- [What is expected] Count the rows below that contain the string "intro", treating uppercase and lowercase as different. Give only the number.

Layout records
= = = = = = =
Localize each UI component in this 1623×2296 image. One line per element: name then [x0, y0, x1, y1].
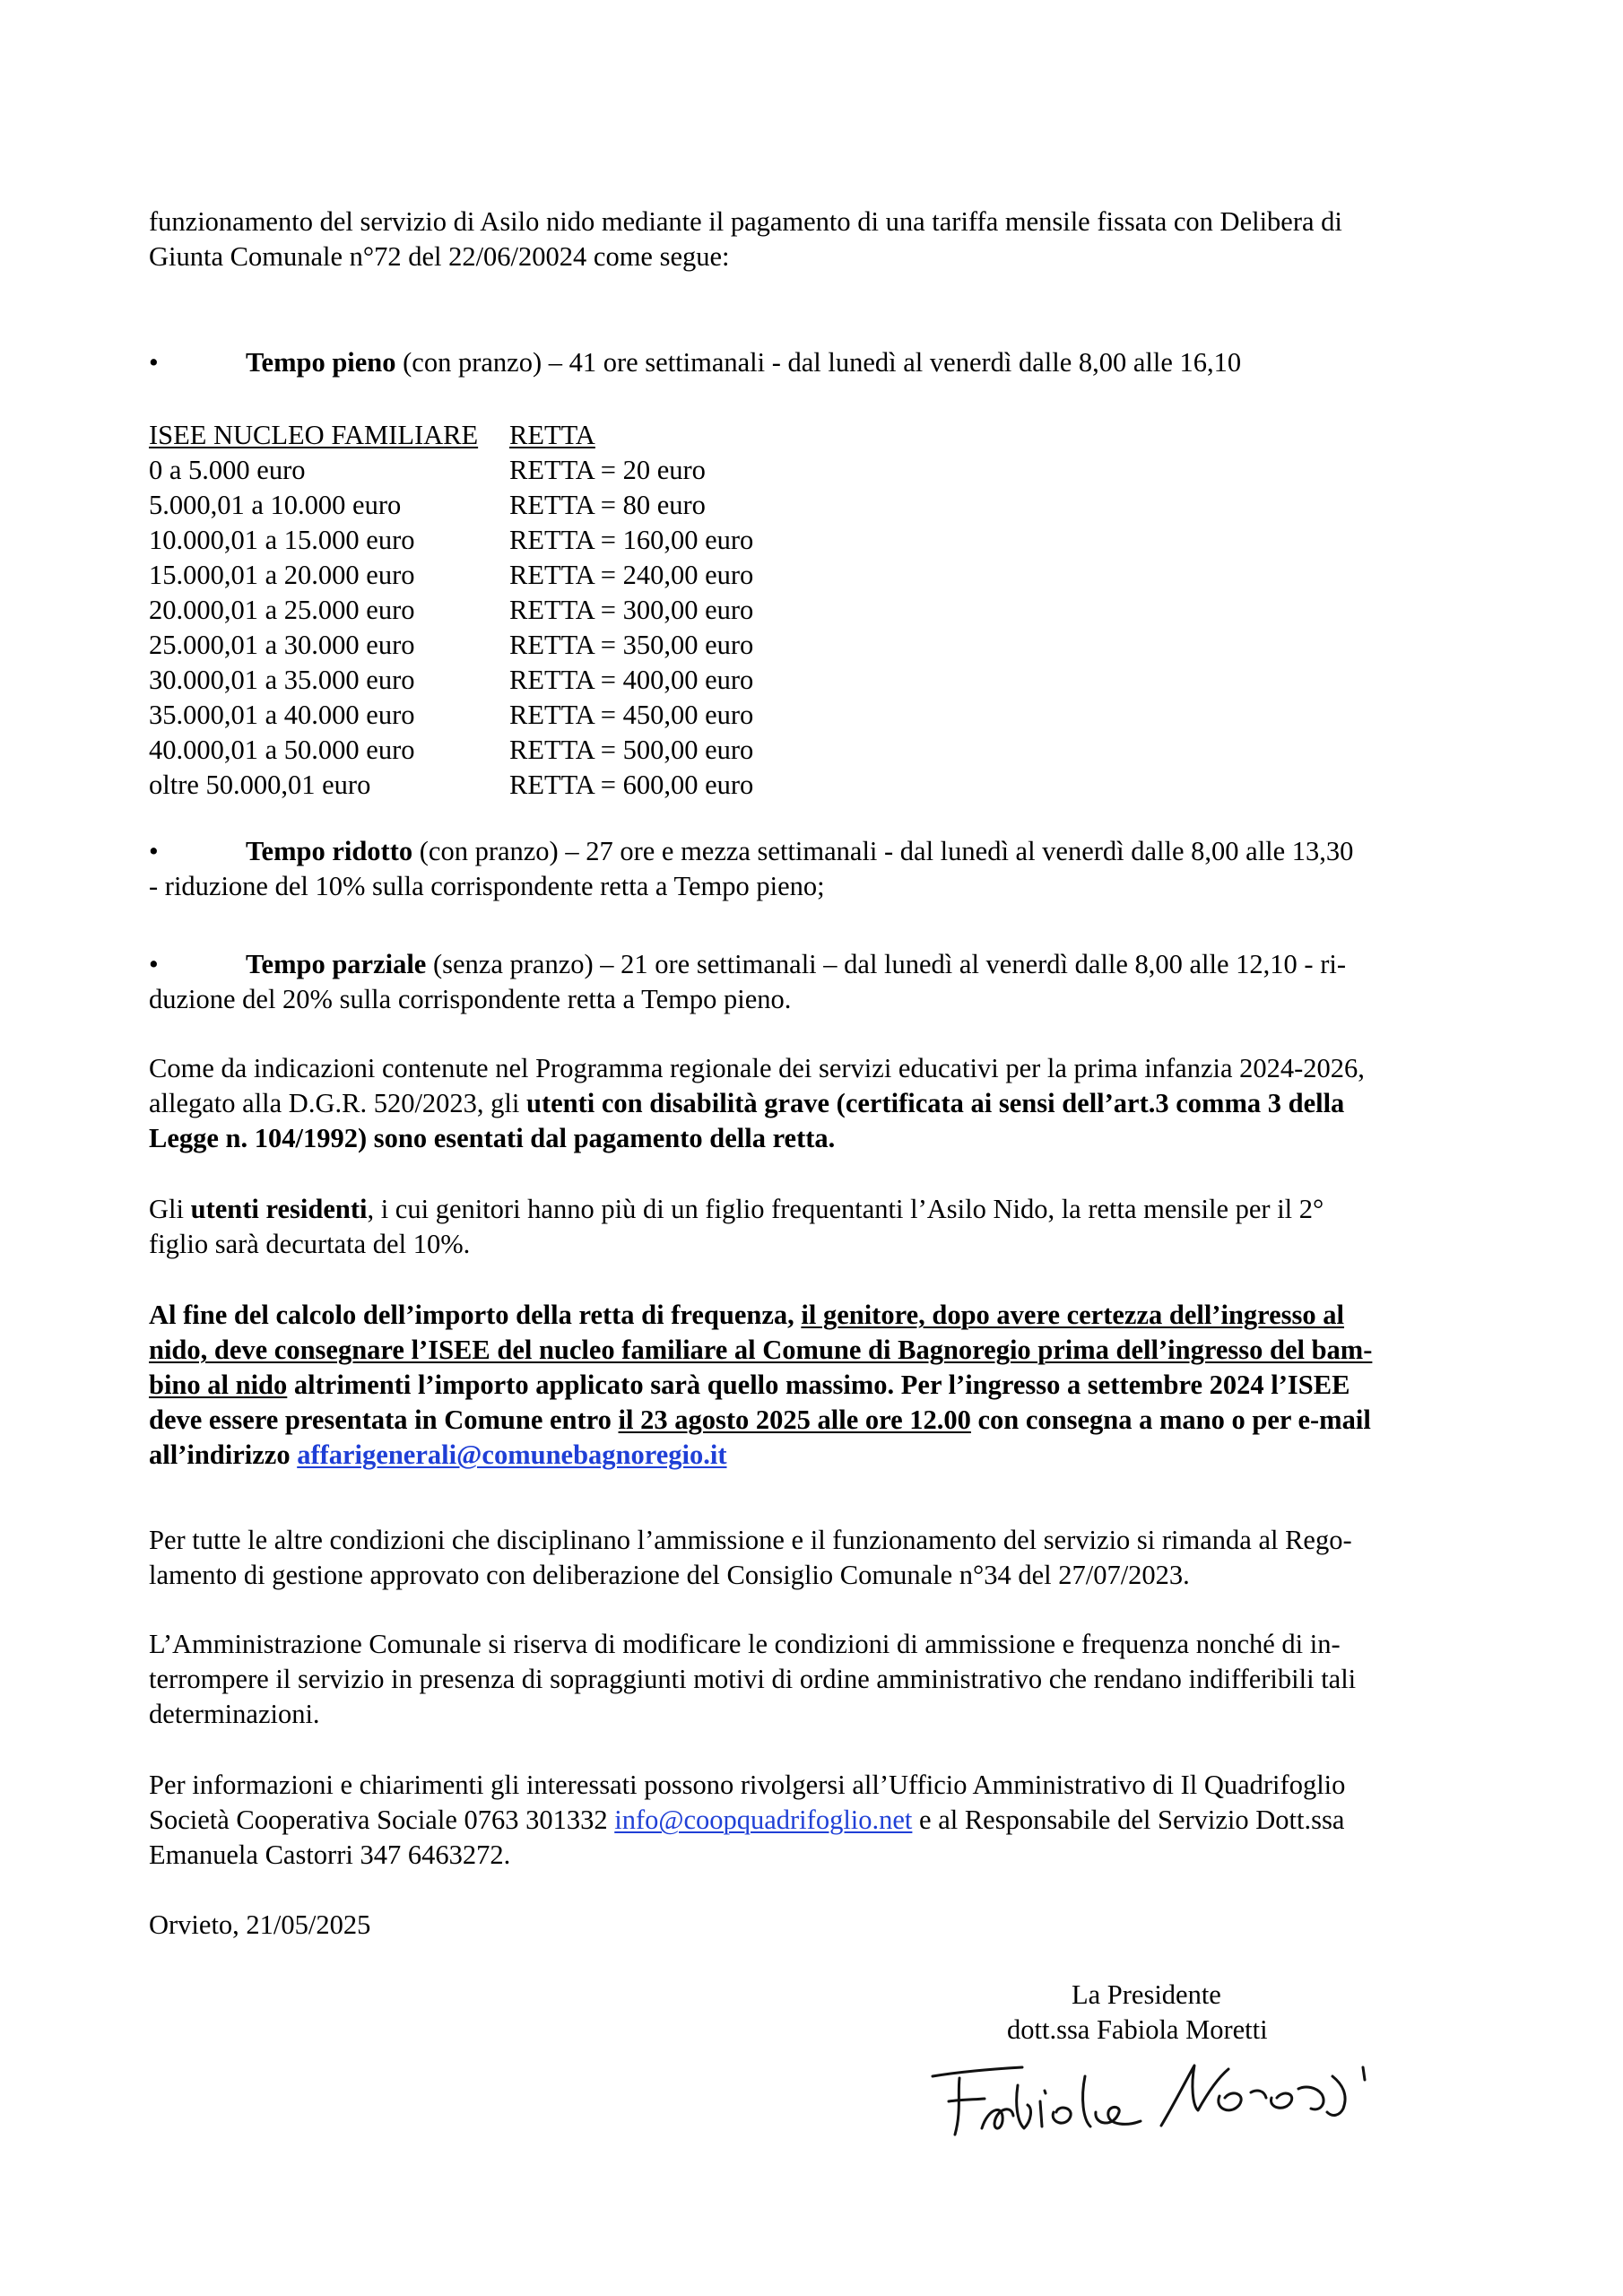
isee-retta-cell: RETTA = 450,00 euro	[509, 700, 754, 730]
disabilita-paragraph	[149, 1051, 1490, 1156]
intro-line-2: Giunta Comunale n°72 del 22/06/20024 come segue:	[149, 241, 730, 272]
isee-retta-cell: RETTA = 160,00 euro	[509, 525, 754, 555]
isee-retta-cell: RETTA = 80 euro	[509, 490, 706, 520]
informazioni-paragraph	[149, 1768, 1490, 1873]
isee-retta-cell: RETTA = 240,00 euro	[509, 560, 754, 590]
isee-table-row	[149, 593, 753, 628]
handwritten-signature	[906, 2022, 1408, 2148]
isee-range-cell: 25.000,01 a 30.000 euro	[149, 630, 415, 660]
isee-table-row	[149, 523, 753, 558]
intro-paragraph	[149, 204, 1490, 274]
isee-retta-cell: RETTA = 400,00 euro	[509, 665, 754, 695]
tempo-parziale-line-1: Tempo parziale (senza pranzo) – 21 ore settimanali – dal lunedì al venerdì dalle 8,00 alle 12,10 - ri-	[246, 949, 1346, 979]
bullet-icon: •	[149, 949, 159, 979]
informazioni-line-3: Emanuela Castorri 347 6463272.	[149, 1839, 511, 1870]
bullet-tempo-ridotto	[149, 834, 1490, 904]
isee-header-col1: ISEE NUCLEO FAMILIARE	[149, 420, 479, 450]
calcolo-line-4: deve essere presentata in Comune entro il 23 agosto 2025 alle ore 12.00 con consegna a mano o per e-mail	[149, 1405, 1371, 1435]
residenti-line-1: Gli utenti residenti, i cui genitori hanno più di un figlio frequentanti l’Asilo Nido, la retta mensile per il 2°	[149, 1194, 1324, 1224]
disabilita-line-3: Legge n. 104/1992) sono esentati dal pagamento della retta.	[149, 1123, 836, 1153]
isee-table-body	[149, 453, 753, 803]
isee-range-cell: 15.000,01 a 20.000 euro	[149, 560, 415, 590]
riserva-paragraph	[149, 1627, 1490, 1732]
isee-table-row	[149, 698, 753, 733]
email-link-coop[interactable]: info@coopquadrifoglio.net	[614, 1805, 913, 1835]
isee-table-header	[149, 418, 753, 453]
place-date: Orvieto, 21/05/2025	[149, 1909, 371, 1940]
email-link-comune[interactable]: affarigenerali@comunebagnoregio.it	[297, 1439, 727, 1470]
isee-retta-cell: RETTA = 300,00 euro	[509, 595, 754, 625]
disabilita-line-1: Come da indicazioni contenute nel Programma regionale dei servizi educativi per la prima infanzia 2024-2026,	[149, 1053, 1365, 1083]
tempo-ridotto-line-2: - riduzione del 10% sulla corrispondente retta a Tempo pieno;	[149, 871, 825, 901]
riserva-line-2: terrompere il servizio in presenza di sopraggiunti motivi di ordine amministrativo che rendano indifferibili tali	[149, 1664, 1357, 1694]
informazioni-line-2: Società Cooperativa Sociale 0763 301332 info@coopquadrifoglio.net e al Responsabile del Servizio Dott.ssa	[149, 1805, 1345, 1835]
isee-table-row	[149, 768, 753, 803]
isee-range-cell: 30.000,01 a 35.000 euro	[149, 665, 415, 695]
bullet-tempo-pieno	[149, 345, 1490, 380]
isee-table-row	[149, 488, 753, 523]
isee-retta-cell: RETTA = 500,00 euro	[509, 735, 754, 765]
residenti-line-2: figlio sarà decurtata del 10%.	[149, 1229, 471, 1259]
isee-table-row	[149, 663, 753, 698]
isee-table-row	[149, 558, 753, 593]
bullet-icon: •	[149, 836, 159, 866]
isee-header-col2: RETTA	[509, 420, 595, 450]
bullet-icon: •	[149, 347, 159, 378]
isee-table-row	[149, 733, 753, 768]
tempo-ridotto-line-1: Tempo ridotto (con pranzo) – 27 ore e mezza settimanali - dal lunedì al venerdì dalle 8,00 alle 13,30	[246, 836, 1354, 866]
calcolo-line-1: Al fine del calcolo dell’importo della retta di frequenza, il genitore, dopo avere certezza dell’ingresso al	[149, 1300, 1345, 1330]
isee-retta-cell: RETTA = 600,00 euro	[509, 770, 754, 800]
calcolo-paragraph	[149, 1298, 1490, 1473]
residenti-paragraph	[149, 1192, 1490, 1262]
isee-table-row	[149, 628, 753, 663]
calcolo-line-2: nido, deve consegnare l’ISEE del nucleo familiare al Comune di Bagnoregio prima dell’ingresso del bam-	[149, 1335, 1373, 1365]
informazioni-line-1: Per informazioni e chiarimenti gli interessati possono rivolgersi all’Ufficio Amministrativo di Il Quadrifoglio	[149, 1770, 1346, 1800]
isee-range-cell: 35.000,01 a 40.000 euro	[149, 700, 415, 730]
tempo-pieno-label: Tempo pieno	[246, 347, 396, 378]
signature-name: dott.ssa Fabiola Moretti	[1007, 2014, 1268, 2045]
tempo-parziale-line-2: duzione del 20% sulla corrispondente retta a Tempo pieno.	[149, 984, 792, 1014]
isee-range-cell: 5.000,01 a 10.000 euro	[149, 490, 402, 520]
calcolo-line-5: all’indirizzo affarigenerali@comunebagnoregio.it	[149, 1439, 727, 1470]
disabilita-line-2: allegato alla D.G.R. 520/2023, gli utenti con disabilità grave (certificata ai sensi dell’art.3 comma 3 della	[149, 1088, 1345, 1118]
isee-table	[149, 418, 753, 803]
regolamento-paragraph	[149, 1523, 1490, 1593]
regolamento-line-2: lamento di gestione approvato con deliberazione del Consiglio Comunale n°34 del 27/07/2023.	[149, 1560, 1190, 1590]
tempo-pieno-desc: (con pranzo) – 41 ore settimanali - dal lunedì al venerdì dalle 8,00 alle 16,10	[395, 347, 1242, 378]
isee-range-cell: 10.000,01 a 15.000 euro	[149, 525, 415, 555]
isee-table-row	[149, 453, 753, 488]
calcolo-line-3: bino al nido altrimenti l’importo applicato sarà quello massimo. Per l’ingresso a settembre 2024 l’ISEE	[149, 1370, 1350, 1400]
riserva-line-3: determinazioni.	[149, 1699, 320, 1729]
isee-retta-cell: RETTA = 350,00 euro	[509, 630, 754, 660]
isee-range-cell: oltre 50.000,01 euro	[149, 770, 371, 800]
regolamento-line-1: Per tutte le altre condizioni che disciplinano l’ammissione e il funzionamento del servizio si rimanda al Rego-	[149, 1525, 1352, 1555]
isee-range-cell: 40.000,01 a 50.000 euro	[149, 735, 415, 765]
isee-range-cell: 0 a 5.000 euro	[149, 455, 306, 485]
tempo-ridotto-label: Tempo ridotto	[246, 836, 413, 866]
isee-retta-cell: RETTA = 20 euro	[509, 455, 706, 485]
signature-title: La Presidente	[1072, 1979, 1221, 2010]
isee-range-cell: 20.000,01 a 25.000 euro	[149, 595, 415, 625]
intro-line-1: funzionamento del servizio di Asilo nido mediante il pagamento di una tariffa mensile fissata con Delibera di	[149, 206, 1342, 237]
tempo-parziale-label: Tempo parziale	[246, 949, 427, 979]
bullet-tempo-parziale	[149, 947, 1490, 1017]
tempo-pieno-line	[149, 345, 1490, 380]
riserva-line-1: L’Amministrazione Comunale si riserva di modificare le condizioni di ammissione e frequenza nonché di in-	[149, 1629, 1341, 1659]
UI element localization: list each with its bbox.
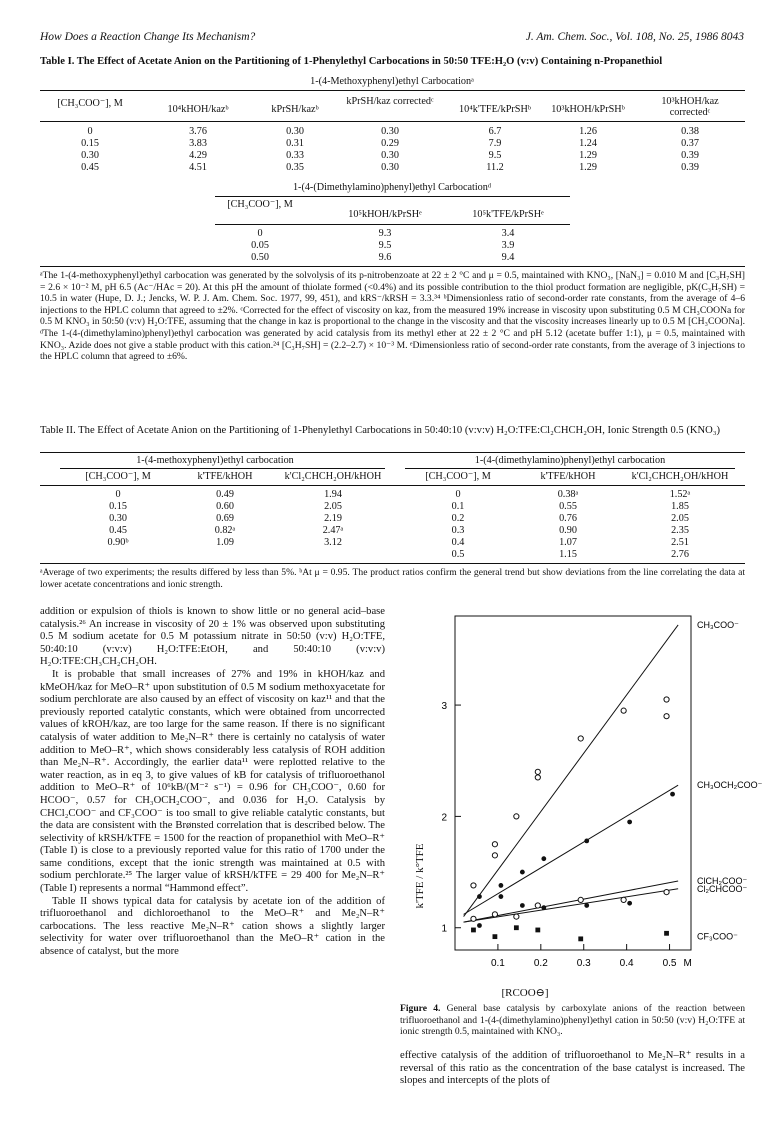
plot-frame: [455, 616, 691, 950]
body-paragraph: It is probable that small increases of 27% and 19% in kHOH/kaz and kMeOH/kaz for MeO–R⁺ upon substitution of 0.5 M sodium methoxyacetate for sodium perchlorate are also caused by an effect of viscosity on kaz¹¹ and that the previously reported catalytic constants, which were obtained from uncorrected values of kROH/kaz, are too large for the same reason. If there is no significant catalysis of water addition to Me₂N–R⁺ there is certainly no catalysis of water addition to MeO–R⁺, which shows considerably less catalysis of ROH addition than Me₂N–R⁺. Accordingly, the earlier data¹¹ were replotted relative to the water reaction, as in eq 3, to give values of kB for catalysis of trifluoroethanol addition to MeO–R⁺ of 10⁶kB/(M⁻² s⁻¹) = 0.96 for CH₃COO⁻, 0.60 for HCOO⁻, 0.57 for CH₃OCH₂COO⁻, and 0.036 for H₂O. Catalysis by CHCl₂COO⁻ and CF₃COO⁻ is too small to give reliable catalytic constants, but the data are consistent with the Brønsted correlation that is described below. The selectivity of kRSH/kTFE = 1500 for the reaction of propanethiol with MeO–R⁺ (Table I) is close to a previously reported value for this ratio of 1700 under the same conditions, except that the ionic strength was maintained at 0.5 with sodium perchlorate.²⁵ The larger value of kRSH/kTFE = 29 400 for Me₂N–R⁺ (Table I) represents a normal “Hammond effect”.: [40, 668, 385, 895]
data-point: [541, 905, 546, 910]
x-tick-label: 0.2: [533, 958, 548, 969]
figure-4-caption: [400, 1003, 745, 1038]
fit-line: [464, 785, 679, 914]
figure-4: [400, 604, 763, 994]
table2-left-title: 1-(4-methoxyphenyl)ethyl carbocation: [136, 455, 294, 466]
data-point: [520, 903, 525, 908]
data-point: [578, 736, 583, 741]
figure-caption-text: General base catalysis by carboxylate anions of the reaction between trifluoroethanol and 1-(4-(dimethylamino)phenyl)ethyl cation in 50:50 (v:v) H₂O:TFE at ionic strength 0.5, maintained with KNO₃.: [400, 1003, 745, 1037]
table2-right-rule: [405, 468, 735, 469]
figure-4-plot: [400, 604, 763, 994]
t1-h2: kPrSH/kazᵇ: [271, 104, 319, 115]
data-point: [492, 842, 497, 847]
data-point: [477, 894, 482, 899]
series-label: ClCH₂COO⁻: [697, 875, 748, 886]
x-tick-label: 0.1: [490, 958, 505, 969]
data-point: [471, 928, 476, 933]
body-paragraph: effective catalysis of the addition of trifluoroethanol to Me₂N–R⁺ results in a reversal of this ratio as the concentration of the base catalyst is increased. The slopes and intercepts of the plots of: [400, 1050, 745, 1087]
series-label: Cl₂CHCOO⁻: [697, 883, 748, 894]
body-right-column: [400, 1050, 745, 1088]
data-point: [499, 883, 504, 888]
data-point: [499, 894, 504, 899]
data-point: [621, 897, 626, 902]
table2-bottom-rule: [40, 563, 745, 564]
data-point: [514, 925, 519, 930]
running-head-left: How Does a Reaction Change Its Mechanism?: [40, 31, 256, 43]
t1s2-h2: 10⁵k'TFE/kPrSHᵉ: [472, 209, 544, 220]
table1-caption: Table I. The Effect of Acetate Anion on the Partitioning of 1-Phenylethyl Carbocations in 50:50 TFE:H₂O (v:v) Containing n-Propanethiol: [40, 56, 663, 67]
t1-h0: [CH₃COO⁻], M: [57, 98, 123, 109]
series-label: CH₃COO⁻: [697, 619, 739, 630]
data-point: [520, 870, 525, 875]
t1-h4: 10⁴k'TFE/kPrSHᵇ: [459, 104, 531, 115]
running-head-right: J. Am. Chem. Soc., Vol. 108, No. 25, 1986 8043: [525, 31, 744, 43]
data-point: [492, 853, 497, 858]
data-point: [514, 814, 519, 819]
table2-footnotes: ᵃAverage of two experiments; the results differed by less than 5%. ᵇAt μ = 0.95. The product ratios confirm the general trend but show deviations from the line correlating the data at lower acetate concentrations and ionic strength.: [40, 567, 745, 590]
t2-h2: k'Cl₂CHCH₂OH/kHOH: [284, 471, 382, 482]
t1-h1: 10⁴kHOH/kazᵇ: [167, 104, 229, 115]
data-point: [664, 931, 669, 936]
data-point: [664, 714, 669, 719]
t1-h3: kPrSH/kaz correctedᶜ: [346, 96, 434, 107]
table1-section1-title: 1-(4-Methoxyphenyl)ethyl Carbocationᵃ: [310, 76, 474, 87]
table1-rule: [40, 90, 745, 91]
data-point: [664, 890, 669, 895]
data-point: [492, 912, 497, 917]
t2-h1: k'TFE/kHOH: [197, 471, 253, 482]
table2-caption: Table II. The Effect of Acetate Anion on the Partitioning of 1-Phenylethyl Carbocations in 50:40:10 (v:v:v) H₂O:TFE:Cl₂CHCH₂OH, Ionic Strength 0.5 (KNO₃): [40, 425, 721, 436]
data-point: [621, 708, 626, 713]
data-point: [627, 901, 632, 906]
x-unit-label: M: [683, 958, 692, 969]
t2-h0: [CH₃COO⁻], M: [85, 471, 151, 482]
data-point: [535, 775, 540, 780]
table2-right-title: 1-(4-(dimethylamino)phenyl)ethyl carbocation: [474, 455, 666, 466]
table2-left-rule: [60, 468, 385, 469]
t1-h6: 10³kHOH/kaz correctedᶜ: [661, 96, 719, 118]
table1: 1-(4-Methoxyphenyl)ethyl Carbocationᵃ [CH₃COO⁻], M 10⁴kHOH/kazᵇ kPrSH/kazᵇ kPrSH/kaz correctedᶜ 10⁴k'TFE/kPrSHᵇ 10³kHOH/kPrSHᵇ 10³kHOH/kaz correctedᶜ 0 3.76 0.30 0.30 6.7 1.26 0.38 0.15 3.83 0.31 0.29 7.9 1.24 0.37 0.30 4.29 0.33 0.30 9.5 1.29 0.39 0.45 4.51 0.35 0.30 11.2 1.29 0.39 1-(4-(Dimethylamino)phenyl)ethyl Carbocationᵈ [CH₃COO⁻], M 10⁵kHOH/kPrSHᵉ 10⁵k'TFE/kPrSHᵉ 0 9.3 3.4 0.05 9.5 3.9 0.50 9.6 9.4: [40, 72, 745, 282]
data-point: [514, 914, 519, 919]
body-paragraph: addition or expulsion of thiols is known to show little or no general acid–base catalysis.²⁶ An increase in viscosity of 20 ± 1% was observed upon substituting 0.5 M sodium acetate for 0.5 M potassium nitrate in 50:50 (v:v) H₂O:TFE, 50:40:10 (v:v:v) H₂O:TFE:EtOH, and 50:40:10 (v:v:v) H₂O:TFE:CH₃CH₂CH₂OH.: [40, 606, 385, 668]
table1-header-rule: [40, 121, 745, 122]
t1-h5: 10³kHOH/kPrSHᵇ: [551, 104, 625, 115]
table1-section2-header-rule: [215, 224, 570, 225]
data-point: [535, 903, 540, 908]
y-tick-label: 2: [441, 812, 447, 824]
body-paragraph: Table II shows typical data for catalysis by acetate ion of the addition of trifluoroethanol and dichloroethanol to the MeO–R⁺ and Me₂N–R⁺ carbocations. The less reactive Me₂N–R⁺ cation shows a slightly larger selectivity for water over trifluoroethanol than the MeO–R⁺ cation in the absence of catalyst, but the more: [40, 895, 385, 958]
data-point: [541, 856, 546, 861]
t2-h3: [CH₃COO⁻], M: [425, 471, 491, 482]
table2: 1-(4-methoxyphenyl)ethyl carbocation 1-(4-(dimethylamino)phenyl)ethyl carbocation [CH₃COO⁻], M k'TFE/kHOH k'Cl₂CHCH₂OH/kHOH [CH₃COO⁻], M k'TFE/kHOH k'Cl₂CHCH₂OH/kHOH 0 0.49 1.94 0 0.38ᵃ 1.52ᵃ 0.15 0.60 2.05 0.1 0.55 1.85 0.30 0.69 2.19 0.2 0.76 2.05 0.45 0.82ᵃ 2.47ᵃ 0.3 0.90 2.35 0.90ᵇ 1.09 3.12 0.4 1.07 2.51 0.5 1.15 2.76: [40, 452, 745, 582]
= = = = = = =
- [Full answer] 3